[begin Exercise inputs]

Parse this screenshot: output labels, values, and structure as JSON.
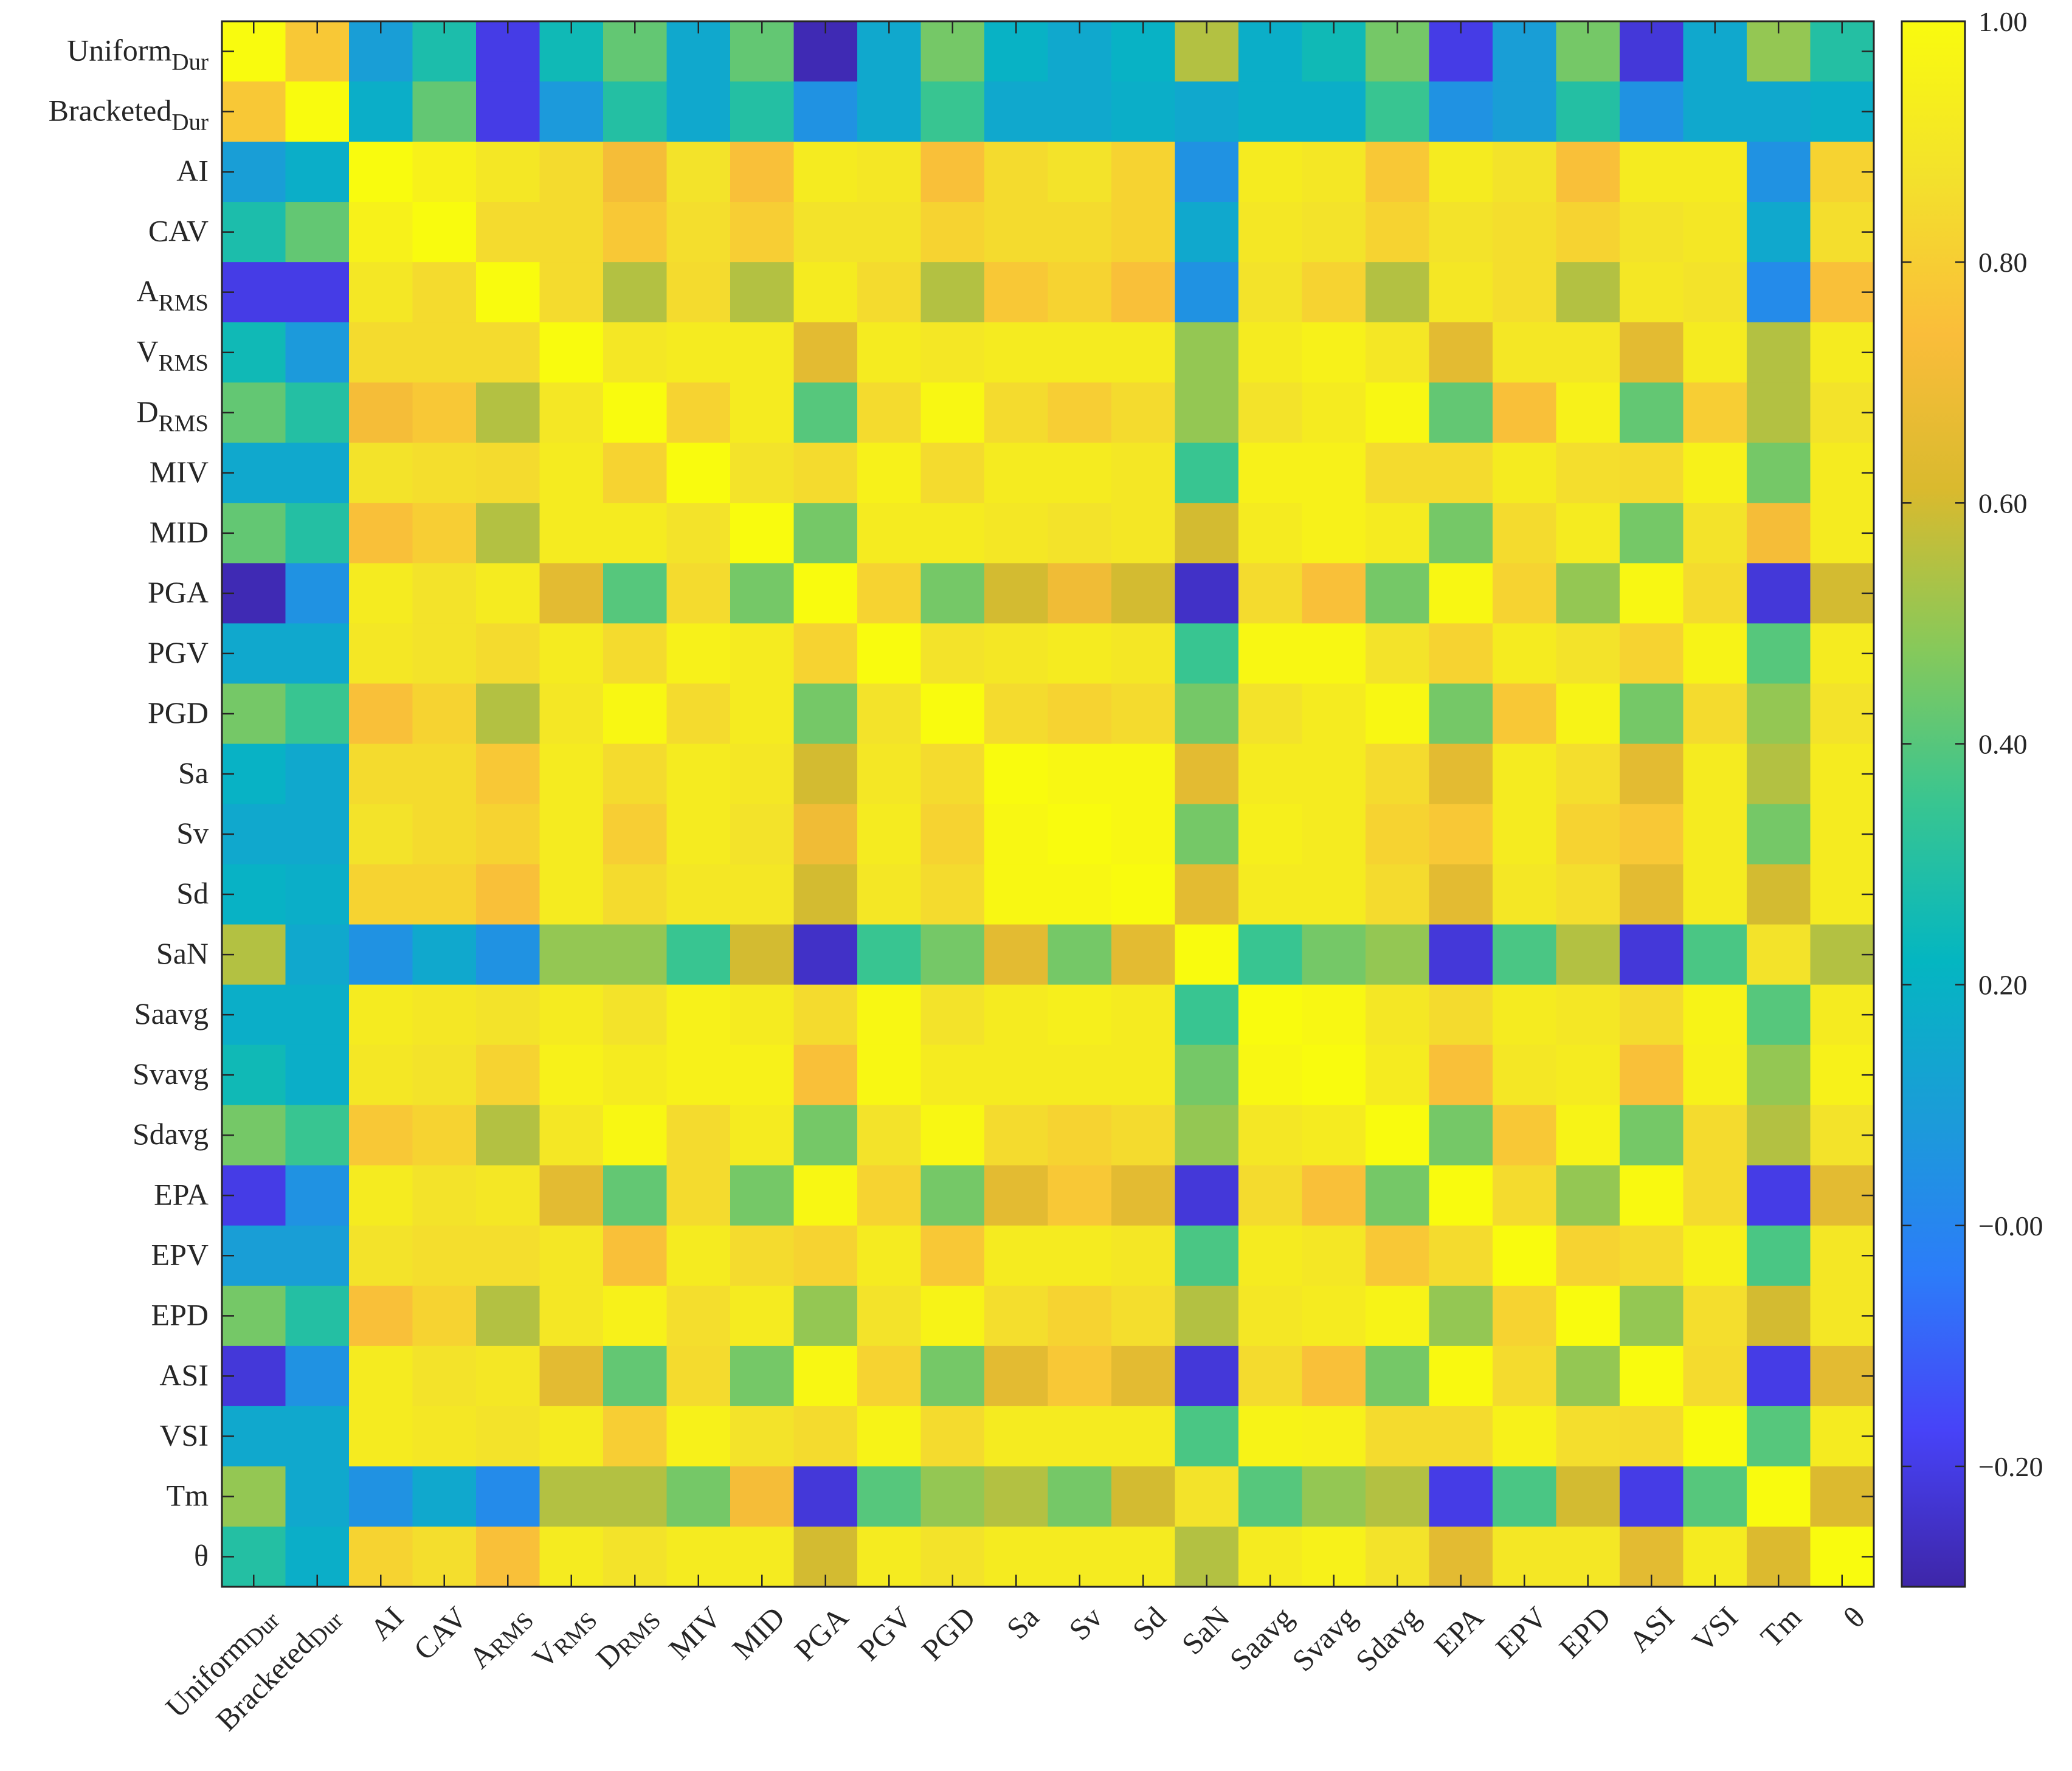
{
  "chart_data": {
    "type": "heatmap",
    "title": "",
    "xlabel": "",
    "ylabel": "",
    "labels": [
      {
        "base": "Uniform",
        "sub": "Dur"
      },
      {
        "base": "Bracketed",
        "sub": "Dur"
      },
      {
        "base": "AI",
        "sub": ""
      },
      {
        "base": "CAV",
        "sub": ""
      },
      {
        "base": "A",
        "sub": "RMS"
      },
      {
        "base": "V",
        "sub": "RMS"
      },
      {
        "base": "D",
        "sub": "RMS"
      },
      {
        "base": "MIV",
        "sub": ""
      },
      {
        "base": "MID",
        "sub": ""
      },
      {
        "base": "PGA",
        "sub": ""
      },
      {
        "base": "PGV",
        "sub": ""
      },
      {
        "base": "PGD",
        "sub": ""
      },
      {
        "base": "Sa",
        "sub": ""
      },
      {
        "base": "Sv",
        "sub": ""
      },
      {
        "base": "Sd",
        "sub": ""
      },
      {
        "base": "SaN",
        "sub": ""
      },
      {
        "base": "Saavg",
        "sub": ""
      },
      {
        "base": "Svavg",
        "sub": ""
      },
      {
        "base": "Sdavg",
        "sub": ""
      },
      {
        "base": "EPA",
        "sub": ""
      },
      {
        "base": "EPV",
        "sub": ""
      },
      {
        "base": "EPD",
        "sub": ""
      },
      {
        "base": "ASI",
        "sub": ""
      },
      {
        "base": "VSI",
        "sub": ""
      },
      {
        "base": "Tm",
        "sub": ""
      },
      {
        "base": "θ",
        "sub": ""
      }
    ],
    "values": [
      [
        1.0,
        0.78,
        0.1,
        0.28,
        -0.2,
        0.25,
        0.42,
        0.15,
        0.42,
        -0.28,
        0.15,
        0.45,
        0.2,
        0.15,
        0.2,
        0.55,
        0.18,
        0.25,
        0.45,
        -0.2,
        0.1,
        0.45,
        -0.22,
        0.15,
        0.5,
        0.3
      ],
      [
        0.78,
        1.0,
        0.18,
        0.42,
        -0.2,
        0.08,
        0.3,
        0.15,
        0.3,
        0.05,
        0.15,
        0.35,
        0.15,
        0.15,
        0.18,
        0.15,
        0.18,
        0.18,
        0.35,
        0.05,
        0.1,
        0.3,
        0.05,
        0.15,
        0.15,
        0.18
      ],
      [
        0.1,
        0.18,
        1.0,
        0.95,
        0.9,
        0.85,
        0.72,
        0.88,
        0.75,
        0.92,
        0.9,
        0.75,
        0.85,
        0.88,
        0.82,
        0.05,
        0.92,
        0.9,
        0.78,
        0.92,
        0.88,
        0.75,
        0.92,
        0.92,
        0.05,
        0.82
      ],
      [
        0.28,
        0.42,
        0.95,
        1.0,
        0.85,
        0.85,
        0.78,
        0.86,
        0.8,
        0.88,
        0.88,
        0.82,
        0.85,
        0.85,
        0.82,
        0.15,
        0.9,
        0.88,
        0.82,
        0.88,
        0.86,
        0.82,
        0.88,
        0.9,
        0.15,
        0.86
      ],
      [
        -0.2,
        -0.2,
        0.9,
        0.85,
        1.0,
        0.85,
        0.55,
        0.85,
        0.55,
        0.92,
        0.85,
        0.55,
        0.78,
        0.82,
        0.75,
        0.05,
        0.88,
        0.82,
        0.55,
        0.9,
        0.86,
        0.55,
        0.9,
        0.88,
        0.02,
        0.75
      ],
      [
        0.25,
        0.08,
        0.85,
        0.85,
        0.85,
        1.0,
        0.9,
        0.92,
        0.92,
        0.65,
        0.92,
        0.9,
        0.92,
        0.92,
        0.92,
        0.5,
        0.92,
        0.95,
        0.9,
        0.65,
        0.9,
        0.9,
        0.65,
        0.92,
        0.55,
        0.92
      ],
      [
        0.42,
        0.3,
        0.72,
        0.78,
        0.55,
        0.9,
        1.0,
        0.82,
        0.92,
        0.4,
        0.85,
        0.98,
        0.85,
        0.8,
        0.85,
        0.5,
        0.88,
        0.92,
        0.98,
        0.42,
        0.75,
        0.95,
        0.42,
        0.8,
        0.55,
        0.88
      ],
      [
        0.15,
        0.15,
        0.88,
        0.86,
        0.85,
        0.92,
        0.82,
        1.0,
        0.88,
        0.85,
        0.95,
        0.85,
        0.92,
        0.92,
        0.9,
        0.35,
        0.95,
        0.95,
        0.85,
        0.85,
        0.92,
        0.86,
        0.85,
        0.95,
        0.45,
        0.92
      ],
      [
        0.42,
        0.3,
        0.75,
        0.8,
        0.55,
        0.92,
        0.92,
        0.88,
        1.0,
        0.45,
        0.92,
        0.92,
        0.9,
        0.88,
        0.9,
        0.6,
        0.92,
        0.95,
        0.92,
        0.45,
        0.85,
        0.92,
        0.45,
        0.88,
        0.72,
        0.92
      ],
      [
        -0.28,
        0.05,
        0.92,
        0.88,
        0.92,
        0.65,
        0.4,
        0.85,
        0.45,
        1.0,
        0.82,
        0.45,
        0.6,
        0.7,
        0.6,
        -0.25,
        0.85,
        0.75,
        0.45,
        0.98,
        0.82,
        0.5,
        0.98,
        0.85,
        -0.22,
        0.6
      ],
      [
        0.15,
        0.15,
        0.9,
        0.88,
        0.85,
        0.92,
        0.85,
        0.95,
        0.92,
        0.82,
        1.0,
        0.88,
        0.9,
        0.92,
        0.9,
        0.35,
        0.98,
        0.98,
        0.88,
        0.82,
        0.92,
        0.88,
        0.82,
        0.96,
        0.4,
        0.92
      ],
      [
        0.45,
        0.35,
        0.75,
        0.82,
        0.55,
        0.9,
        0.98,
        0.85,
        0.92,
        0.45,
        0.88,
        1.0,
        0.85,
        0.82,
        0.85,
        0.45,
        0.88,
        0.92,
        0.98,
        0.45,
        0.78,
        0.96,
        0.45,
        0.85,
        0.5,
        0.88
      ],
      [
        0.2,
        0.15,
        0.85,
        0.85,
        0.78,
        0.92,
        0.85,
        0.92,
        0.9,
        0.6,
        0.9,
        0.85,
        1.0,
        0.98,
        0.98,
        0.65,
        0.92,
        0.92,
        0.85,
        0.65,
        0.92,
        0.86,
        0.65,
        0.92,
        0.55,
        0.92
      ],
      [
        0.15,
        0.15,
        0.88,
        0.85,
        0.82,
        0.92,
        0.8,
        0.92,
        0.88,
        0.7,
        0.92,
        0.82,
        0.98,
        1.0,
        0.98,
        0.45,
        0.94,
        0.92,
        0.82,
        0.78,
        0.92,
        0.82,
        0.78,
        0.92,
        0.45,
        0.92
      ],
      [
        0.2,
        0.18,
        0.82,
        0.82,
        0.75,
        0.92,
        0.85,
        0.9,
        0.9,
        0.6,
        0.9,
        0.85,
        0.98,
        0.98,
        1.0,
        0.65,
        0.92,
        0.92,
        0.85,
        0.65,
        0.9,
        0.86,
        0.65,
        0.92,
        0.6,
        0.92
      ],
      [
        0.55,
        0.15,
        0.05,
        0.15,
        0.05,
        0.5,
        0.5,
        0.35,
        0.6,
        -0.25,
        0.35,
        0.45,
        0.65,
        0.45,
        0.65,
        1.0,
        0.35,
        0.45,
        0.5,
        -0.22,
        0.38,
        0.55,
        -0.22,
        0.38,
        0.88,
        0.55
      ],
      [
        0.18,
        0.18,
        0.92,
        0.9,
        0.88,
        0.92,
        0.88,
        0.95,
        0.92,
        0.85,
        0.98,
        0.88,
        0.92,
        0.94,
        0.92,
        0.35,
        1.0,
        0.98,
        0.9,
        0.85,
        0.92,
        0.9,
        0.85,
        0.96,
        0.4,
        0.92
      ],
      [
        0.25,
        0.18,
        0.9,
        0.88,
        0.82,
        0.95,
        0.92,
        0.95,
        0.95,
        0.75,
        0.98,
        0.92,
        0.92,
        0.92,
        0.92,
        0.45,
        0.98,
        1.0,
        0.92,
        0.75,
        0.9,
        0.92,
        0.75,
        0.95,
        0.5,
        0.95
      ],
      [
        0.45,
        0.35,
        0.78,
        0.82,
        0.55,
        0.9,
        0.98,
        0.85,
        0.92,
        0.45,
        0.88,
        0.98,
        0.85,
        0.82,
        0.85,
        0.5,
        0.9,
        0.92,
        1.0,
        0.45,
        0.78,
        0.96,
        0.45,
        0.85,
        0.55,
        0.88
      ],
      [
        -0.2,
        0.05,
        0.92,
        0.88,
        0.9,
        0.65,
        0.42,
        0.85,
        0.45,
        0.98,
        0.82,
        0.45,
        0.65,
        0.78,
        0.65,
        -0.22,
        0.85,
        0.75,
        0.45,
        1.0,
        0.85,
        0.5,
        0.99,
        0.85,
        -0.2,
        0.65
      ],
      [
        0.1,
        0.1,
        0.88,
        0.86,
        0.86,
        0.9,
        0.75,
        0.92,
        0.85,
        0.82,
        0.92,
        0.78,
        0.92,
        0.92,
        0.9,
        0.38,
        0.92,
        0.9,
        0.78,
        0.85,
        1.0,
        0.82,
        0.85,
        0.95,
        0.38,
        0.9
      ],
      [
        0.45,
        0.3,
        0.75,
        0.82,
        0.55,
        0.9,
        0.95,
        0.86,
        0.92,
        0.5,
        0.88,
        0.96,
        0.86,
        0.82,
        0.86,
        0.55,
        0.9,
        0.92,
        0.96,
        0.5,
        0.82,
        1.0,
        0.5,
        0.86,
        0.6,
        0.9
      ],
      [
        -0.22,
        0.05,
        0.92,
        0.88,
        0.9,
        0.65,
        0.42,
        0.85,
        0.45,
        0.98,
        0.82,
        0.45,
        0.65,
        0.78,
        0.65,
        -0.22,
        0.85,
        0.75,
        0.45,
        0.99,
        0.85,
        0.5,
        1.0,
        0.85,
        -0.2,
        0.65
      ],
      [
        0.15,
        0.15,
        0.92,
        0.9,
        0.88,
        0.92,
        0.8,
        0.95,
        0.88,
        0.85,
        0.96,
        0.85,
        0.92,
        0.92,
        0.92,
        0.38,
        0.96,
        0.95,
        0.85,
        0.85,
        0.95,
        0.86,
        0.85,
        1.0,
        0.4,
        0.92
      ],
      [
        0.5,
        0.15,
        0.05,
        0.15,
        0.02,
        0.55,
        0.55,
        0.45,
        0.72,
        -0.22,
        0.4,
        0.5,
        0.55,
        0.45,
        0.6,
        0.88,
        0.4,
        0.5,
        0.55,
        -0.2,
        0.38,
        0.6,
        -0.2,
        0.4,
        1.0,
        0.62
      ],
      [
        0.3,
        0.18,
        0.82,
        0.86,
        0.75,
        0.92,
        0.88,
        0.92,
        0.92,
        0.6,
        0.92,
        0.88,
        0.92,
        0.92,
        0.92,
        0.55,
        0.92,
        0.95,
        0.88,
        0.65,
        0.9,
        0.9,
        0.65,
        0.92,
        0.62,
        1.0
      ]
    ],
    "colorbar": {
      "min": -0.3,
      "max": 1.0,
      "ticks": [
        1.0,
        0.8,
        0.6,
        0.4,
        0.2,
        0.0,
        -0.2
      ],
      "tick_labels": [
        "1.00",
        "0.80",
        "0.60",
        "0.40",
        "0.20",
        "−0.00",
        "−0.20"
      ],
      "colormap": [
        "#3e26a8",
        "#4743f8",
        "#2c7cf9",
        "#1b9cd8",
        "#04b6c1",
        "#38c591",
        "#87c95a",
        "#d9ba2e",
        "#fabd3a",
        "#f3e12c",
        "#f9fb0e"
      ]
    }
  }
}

[end Exercise inputs]

• [Exercise prompt] Read through the entries and copy each line in which "values" appears.

• [Task solution]
Parse this screenshot: output labels, values, and structure as JSON.
    "values": [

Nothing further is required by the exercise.